------ RECORDS ------

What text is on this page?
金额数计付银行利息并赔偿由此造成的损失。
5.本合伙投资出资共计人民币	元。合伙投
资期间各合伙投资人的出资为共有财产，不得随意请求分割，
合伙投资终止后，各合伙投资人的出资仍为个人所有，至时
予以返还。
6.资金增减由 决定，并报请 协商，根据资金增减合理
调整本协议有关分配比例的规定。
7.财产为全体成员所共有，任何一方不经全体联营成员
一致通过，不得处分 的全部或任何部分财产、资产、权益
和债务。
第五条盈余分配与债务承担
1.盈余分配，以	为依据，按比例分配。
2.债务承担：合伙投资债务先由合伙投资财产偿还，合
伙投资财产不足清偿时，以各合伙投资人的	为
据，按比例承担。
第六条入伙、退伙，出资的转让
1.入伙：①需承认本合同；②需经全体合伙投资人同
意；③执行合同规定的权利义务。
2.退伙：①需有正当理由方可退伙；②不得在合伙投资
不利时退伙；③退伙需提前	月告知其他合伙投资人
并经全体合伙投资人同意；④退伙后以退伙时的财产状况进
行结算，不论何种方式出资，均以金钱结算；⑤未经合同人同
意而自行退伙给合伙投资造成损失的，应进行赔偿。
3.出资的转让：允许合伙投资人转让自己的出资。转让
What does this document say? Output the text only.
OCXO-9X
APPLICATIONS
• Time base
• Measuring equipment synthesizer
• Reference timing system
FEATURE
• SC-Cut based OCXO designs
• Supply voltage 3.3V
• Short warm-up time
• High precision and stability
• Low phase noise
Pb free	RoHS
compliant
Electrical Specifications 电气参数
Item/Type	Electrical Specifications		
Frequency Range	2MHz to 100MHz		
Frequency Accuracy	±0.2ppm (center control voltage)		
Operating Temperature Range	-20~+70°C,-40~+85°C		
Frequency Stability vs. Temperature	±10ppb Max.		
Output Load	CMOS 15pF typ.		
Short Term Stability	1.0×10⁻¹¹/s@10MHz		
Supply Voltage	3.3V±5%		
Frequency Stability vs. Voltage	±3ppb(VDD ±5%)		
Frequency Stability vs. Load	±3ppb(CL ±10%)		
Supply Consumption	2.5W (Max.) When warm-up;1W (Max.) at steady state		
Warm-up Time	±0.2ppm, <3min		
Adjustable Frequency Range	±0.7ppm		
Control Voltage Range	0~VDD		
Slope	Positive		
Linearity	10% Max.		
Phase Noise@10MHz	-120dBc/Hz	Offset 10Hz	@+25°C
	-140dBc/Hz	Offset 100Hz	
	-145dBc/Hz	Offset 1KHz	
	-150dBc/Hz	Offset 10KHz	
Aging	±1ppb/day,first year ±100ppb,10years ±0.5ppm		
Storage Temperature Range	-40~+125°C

------

** THE TASK **
Your task is to retype all of the records exactly.

** FINAL ANSWER **
What text is on this page?
金额数计付银行利息并赔偿由此造成的损失。
5.本合伙投资出资共计人民币	元。合伙投
资期间各合伙投资人的出资为共有财产，不得随意请求分割，
合伙投资终止后，各合伙投资人的出资仍为个人所有，至时
予以返还。
6.资金增减由 决定，并报请 协商，根据资金增减合理
调整本协议有关分配比例的规定。
7.财产为全体成员所共有，任何一方不经全体联营成员
一致通过，不得处分 的全部或任何部分财产、资产、权益
和债务。
第五条盈余分配与债务承担
1.盈余分配，以	为依据，按比例分配。
2.债务承担：合伙投资债务先由合伙投资财产偿还，合
伙投资财产不足清偿时，以各合伙投资人的	为
据，按比例承担。
第六条入伙、退伙，出资的转让
1.入伙：①需承认本合同；②需经全体合伙投资人同
意；③执行合同规定的权利义务。
2.退伙：①需有正当理由方可退伙；②不得在合伙投资
不利时退伙；③退伙需提前	月告知其他合伙投资人
并经全体合伙投资人同意；④退伙后以退伙时的财产状况进
行结算，不论何种方式出资，均以金钱结算；⑤未经合同人同
意而自行退伙给合伙投资造成损失的，应进行赔偿。
3.出资的转让：允许合伙投资人转让自己的出资。转让
What does this document say? Output the text only.
OCXO-9X
APPLICATIONS
• Time base
• Measuring equipment synthesizer
• Reference timing system
FEATURE
• SC-Cut based OCXO designs
• Supply voltage 3.3V
• Short warm-up time
• High precision and stability
• Low phase noise
Pb free	RoHS
compliant
Electrical Specifications 电气参数
Item/Type	Electrical Specifications		
Frequency Range	2MHz to 100MHz		
Frequency Accuracy	±0.2ppm (center control voltage)		
Operating Temperature Range	-20~+70°C,-40~+85°C		
Frequency Stability vs. Temperature	±10ppb Max.		
Output Load	CMOS 15pF typ.		
Short Term Stability	1.0×10⁻¹¹/s@10MHz		
Supply Voltage	3.3V±5%		
Frequency Stability vs. Voltage	±3ppb(VDD ±5%)		
Frequency Stability vs. Load	±3ppb(CL ±10%)		
Supply Consumption	2.5W (Max.) When warm-up;1W (Max.) at steady state		
Warm-up Time	±0.2ppm, <3min		
Adjustable Frequency Range	±0.7ppm		
Control Voltage Range	0~VDD		
Slope	Positive		
Linearity	10% Max.		
Phase Noise@10MHz	-120dBc/Hz	Offset 10Hz	@+25°C
	-140dBc/Hz	Offset 100Hz	
	-145dBc/Hz	Offset 1KHz	
	-150dBc/Hz	Offset 10KHz	
Aging	±1ppb/day,first year ±100ppb,10years ±0.5ppm		
Storage Temperature Range	-40~+125°C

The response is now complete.